**WHAT YOU SHOULD DO**
Give all of the lines again, with nothing added or dropped.

**MATERIAL FOR THIS TASK**
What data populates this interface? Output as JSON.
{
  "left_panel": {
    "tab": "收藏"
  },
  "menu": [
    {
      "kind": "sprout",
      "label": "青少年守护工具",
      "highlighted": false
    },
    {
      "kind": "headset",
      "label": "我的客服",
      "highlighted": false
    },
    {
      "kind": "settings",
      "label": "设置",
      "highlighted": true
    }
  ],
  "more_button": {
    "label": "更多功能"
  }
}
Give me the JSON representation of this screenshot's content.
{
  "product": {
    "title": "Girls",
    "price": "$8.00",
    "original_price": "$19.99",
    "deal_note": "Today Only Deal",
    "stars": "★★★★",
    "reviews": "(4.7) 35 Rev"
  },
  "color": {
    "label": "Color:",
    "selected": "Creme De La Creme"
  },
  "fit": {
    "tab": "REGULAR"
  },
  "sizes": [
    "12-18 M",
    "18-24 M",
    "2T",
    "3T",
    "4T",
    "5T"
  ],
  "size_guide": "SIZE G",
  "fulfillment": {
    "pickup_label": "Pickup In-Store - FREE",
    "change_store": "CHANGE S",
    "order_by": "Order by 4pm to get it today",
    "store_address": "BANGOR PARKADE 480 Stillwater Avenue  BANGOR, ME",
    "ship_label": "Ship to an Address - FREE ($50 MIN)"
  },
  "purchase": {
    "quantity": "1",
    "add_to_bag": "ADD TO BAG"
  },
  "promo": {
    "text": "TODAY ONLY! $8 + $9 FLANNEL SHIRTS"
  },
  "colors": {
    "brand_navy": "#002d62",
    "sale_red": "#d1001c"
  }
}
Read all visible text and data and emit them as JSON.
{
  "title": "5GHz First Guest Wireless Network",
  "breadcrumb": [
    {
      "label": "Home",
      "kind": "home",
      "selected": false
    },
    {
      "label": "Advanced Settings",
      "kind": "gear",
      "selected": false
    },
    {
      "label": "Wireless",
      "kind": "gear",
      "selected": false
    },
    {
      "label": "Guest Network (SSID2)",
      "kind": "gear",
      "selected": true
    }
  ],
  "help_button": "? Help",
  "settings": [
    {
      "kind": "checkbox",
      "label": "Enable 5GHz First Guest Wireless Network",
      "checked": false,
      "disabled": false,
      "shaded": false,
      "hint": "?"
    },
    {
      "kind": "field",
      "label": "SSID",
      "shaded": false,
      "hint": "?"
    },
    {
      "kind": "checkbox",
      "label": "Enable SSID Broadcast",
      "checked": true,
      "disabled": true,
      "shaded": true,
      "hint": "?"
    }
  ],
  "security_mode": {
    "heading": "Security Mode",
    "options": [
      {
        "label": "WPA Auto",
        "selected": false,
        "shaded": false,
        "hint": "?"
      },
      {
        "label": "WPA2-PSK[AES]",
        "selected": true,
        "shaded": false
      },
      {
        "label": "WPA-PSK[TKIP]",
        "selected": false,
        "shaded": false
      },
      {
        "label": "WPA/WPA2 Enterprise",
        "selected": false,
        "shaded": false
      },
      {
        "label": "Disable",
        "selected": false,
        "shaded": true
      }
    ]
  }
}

**FINISHED EXERCISE**
What data populates this interface? Output as JSON.
{
  "left_panel": {
    "tab": "收藏"
  },
  "menu": [
    {
      "kind": "sprout",
      "label": "青少年守护工具",
      "highlighted": false
    },
    {
      "kind": "headset",
      "label": "我的客服",
      "highlighted": false
    },
    {
      "kind": "settings",
      "label": "设置",
      "highlighted": true
    }
  ],
  "more_button": {
    "label": "更多功能"
  }
}
Give me the JSON representation of this screenshot's content.
{
  "product": {
    "title": "Girls",
    "price": "$8.00",
    "original_price": "$19.99",
    "deal_note": "Today Only Deal",
    "stars": "★★★★",
    "reviews": "(4.7) 35 Rev"
  },
  "color": {
    "label": "Color:",
    "selected": "Creme De La Creme"
  },
  "fit": {
    "tab": "REGULAR"
  },
  "sizes": [
    "12-18 M",
    "18-24 M",
    "2T",
    "3T",
    "4T",
    "5T"
  ],
  "size_guide": "SIZE G",
  "fulfillment": {
    "pickup_label": "Pickup In-Store - FREE",
    "change_store": "CHANGE S",
    "order_by": "Order by 4pm to get it today",
    "store_address": "BANGOR PARKADE 480 Stillwater Avenue  BANGOR, ME",
    "ship_label": "Ship to an Address - FREE ($50 MIN)"
  },
  "purchase": {
    "quantity": "1",
    "add_to_bag": "ADD TO BAG"
  },
  "promo": {
    "text": "TODAY ONLY! $8 + $9 FLANNEL SHIRTS"
  },
  "colors": {
    "brand_navy": "#002d62",
    "sale_red": "#d1001c"
  }
}
Read all visible text and data and emit them as JSON.
{
  "title": "5GHz First Guest Wireless Network",
  "breadcrumb": [
    {
      "label": "Home",
      "kind": "home",
      "selected": false
    },
    {
      "label": "Advanced Settings",
      "kind": "gear",
      "selected": false
    },
    {
      "label": "Wireless",
      "kind": "gear",
      "selected": false
    },
    {
      "label": "Guest Network (SSID2)",
      "kind": "gear",
      "selected": true
    }
  ],
  "help_button": "? Help",
  "settings": [
    {
      "kind": "checkbox",
      "label": "Enable 5GHz First Guest Wireless Network",
      "checked": false,
      "disabled": false,
      "shaded": false,
      "hint": "?"
    },
    {
      "kind": "field",
      "label": "SSID",
      "shaded": false,
      "hint": "?"
    },
    {
      "kind": "checkbox",
      "label": "Enable SSID Broadcast",
      "checked": true,
      "disabled": true,
      "shaded": true,
      "hint": "?"
    }
  ],
  "security_mode": {
    "heading": "Security Mode",
    "options": [
      {
        "label": "WPA Auto",
        "selected": false,
        "shaded": false,
        "hint": "?"
      },
      {
        "label": "WPA2-PSK[AES]",
        "selected": true,
        "shaded": false
      },
      {
        "label": "WPA-PSK[TKIP]",
        "selected": false,
        "shaded": false
      },
      {
        "label": "WPA/WPA2 Enterprise",
        "selected": false,
        "shaded": false
      },
      {
        "label": "Disable",
        "selected": false,
        "shaded": true
      }
    ]
  }
}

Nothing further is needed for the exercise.